Goal - Repeat every line of the material, character for character.
====
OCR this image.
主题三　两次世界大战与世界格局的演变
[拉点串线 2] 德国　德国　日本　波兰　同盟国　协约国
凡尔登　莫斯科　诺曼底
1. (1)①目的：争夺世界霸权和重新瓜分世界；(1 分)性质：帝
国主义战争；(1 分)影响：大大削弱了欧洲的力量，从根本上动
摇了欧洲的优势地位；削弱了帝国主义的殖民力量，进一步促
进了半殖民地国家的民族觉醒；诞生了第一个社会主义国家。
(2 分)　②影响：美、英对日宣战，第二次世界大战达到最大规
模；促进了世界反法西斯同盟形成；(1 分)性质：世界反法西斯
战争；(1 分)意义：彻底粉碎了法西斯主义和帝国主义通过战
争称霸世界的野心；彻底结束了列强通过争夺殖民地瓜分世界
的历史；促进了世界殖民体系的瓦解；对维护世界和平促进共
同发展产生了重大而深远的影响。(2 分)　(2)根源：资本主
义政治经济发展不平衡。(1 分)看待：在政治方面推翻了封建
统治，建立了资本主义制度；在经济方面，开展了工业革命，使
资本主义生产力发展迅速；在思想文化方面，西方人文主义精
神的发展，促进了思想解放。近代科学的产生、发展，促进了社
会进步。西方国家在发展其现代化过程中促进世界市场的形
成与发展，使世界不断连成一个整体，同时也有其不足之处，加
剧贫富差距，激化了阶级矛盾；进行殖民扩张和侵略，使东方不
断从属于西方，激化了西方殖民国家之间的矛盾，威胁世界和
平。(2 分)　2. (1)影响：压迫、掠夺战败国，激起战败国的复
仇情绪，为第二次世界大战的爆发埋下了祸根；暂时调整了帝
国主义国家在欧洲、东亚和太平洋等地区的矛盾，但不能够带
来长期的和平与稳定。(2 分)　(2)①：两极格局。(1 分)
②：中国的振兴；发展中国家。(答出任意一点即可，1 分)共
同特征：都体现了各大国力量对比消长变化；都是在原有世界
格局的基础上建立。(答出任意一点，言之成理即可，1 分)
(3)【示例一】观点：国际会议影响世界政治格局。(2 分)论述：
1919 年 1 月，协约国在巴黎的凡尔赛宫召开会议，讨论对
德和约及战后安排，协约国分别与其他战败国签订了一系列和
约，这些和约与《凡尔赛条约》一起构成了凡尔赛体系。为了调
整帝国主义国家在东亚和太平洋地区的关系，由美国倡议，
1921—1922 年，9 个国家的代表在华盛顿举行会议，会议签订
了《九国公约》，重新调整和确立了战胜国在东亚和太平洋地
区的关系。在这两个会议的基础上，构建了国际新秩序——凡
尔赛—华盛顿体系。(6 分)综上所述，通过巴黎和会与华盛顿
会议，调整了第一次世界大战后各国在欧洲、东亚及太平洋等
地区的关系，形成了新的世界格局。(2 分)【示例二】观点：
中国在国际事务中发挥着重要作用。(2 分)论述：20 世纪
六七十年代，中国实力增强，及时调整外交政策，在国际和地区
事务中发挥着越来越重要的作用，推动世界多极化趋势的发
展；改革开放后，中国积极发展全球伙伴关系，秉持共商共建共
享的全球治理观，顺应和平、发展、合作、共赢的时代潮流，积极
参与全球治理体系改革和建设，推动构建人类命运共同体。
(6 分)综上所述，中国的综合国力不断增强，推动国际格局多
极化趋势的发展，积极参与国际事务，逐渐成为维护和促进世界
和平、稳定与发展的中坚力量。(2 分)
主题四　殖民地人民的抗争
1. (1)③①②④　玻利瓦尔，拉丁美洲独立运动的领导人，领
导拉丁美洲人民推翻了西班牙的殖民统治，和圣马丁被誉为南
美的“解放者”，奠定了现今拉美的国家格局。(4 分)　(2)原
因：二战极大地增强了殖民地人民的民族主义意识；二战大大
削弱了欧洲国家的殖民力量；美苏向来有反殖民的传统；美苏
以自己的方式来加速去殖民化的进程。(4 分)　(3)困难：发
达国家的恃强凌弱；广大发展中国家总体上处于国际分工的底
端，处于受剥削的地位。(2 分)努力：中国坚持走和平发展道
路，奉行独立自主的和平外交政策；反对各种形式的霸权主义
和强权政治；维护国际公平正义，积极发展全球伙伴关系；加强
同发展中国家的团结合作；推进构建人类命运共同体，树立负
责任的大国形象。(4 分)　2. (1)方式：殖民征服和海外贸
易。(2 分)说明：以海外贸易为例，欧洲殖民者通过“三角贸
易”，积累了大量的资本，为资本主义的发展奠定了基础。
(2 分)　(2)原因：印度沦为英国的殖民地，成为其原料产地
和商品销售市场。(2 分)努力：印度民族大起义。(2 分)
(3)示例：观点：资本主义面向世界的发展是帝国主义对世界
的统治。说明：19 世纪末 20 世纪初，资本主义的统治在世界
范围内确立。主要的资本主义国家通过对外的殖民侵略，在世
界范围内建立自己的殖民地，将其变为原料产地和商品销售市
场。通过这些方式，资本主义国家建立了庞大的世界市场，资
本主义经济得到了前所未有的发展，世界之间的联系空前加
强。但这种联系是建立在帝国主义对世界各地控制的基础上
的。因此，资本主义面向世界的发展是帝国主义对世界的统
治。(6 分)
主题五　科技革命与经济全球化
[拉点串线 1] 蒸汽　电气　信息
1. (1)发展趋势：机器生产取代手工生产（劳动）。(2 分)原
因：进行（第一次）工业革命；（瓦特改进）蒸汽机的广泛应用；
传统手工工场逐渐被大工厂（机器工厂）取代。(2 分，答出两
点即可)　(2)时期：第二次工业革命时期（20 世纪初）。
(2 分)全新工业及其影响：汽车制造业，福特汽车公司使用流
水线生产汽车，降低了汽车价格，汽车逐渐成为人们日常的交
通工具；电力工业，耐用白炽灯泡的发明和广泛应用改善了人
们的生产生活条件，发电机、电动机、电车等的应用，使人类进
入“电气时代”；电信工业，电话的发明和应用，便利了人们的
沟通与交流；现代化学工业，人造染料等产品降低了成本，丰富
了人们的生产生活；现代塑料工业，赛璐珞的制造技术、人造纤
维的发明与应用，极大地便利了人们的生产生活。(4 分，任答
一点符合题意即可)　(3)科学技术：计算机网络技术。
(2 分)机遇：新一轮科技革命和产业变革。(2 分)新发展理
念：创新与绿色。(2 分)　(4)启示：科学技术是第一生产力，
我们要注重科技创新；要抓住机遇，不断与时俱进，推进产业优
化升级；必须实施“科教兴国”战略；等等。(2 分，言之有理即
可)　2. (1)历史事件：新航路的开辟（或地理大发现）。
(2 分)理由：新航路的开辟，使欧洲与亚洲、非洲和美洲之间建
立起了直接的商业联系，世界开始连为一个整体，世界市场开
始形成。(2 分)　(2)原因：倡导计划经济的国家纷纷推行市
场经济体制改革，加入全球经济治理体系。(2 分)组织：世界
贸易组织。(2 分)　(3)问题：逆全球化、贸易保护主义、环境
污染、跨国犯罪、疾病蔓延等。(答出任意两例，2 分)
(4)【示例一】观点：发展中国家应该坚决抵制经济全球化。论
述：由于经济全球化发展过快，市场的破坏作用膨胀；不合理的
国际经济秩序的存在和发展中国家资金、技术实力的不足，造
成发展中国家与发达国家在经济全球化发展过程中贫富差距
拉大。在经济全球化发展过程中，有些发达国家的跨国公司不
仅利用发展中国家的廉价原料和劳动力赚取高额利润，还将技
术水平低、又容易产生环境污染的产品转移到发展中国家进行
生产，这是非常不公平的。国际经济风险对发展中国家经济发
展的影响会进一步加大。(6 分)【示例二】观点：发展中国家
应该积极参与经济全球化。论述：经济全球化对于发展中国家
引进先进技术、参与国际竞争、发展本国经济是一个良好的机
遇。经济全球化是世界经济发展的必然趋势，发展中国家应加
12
====
Response -
OCR this image.
主题三　两次世界大战与世界格局的演变
[拉点串线 2] 德国　德国　日本　波兰　同盟国　协约国
凡尔登　莫斯科　诺曼底
1. (1)①目的：争夺世界霸权和重新瓜分世界；(1 分)性质：帝
国主义战争；(1 分)影响：大大削弱了欧洲的力量，从根本上动
摇了欧洲的优势地位；削弱了帝国主义的殖民力量，进一步促
进了半殖民地国家的民族觉醒；诞生了第一个社会主义国家。
(2 分)　②影响：美、英对日宣战，第二次世界大战达到最大规
模；促进了世界反法西斯同盟形成；(1 分)性质：世界反法西斯
战争；(1 分)意义：彻底粉碎了法西斯主义和帝国主义通过战
争称霸世界的野心；彻底结束了列强通过争夺殖民地瓜分世界
的历史；促进了世界殖民体系的瓦解；对维护世界和平促进共
同发展产生了重大而深远的影响。(2 分)　(2)根源：资本主
义政治经济发展不平衡。(1 分)看待：在政治方面推翻了封建
统治，建立了资本主义制度；在经济方面，开展了工业革命，使
资本主义生产力发展迅速；在思想文化方面，西方人文主义精
神的发展，促进了思想解放。近代科学的产生、发展，促进了社
会进步。西方国家在发展其现代化过程中促进世界市场的形
成与发展，使世界不断连成一个整体，同时也有其不足之处，加
剧贫富差距，激化了阶级矛盾；进行殖民扩张和侵略，使东方不
断从属于西方，激化了西方殖民国家之间的矛盾，威胁世界和
平。(2 分)　2. (1)影响：压迫、掠夺战败国，激起战败国的复
仇情绪，为第二次世界大战的爆发埋下了祸根；暂时调整了帝
国主义国家在欧洲、东亚和太平洋等地区的矛盾，但不能够带
来长期的和平与稳定。(2 分)　(2)①：两极格局。(1 分)
②：中国的振兴；发展中国家。(答出任意一点即可，1 分)共
同特征：都体现了各大国力量对比消长变化；都是在原有世界
格局的基础上建立。(答出任意一点，言之成理即可，1 分)
(3)【示例一】观点：国际会议影响世界政治格局。(2 分)论述：
1919 年 1 月，协约国在巴黎的凡尔赛宫召开会议，讨论对
德和约及战后安排，协约国分别与其他战败国签订了一系列和
约，这些和约与《凡尔赛条约》一起构成了凡尔赛体系。为了调
整帝国主义国家在东亚和太平洋地区的关系，由美国倡议，
1921—1922 年，9 个国家的代表在华盛顿举行会议，会议签订
了《九国公约》，重新调整和确立了战胜国在东亚和太平洋地
区的关系。在这两个会议的基础上，构建了国际新秩序——凡
尔赛—华盛顿体系。(6 分)综上所述，通过巴黎和会与华盛顿
会议，调整了第一次世界大战后各国在欧洲、东亚及太平洋等
地区的关系，形成了新的世界格局。(2 分)【示例二】观点：
中国在国际事务中发挥着重要作用。(2 分)论述：20 世纪
六七十年代，中国实力增强，及时调整外交政策，在国际和地区
事务中发挥着越来越重要的作用，推动世界多极化趋势的发
展；改革开放后，中国积极发展全球伙伴关系，秉持共商共建共
享的全球治理观，顺应和平、发展、合作、共赢的时代潮流，积极
参与全球治理体系改革和建设，推动构建人类命运共同体。
(6 分)综上所述，中国的综合国力不断增强，推动国际格局多
极化趋势的发展，积极参与国际事务，逐渐成为维护和促进世界
和平、稳定与发展的中坚力量。(2 分)
主题四　殖民地人民的抗争
1. (1)③①②④　玻利瓦尔，拉丁美洲独立运动的领导人，领
导拉丁美洲人民推翻了西班牙的殖民统治，和圣马丁被誉为南
美的“解放者”，奠定了现今拉美的国家格局。(4 分)　(2)原
因：二战极大地增强了殖民地人民的民族主义意识；二战大大
削弱了欧洲国家的殖民力量；美苏向来有反殖民的传统；美苏
以自己的方式来加速去殖民化的进程。(4 分)　(3)困难：发
达国家的恃强凌弱；广大发展中国家总体上处于国际分工的底
端，处于受剥削的地位。(2 分)努力：中国坚持走和平发展道
路，奉行独立自主的和平外交政策；反对各种形式的霸权主义
和强权政治；维护国际公平正义，积极发展全球伙伴关系；加强
同发展中国家的团结合作；推进构建人类命运共同体，树立负
责任的大国形象。(4 分)　2. (1)方式：殖民征服和海外贸
易。(2 分)说明：以海外贸易为例，欧洲殖民者通过“三角贸
易”，积累了大量的资本，为资本主义的发展奠定了基础。
(2 分)　(2)原因：印度沦为英国的殖民地，成为其原料产地
和商品销售市场。(2 分)努力：印度民族大起义。(2 分)
(3)示例：观点：资本主义面向世界的发展是帝国主义对世界
的统治。说明：19 世纪末 20 世纪初，资本主义的统治在世界
范围内确立。主要的资本主义国家通过对外的殖民侵略，在世
界范围内建立自己的殖民地，将其变为原料产地和商品销售市
场。通过这些方式，资本主义国家建立了庞大的世界市场，资
本主义经济得到了前所未有的发展，世界之间的联系空前加
强。但这种联系是建立在帝国主义对世界各地控制的基础上
的。因此，资本主义面向世界的发展是帝国主义对世界的统
治。(6 分)
主题五　科技革命与经济全球化
[拉点串线 1] 蒸汽　电气　信息
1. (1)发展趋势：机器生产取代手工生产（劳动）。(2 分)原
因：进行（第一次）工业革命；（瓦特改进）蒸汽机的广泛应用；
传统手工工场逐渐被大工厂（机器工厂）取代。(2 分，答出两
点即可)　(2)时期：第二次工业革命时期（20 世纪初）。
(2 分)全新工业及其影响：汽车制造业，福特汽车公司使用流
水线生产汽车，降低了汽车价格，汽车逐渐成为人们日常的交
通工具；电力工业，耐用白炽灯泡的发明和广泛应用改善了人
们的生产生活条件，发电机、电动机、电车等的应用，使人类进
入“电气时代”；电信工业，电话的发明和应用，便利了人们的
沟通与交流；现代化学工业，人造染料等产品降低了成本，丰富
了人们的生产生活；现代塑料工业，赛璐珞的制造技术、人造纤
维的发明与应用，极大地便利了人们的生产生活。(4 分，任答
一点符合题意即可)　(3)科学技术：计算机网络技术。
(2 分)机遇：新一轮科技革命和产业变革。(2 分)新发展理
念：创新与绿色。(2 分)　(4)启示：科学技术是第一生产力，
我们要注重科技创新；要抓住机遇，不断与时俱进，推进产业优
化升级；必须实施“科教兴国”战略；等等。(2 分，言之有理即
可)　2. (1)历史事件：新航路的开辟（或地理大发现）。
(2 分)理由：新航路的开辟，使欧洲与亚洲、非洲和美洲之间建
立起了直接的商业联系，世界开始连为一个整体，世界市场开
始形成。(2 分)　(2)原因：倡导计划经济的国家纷纷推行市
场经济体制改革，加入全球经济治理体系。(2 分)组织：世界
贸易组织。(2 分)　(3)问题：逆全球化、贸易保护主义、环境
污染、跨国犯罪、疾病蔓延等。(答出任意两例，2 分)
(4)【示例一】观点：发展中国家应该坚决抵制经济全球化。论
述：由于经济全球化发展过快，市场的破坏作用膨胀；不合理的
国际经济秩序的存在和发展中国家资金、技术实力的不足，造
成发展中国家与发达国家在经济全球化发展过程中贫富差距
拉大。在经济全球化发展过程中，有些发达国家的跨国公司不
仅利用发展中国家的廉价原料和劳动力赚取高额利润，还将技
术水平低、又容易产生环境污染的产品转移到发展中国家进行
生产，这是非常不公平的。国际经济风险对发展中国家经济发
展的影响会进一步加大。(6 分)【示例二】观点：发展中国家
应该积极参与经济全球化。论述：经济全球化对于发展中国家
引进先进技术、参与国际竞争、发展本国经济是一个良好的机
遇。经济全球化是世界经济发展的必然趋势，发展中国家应加
12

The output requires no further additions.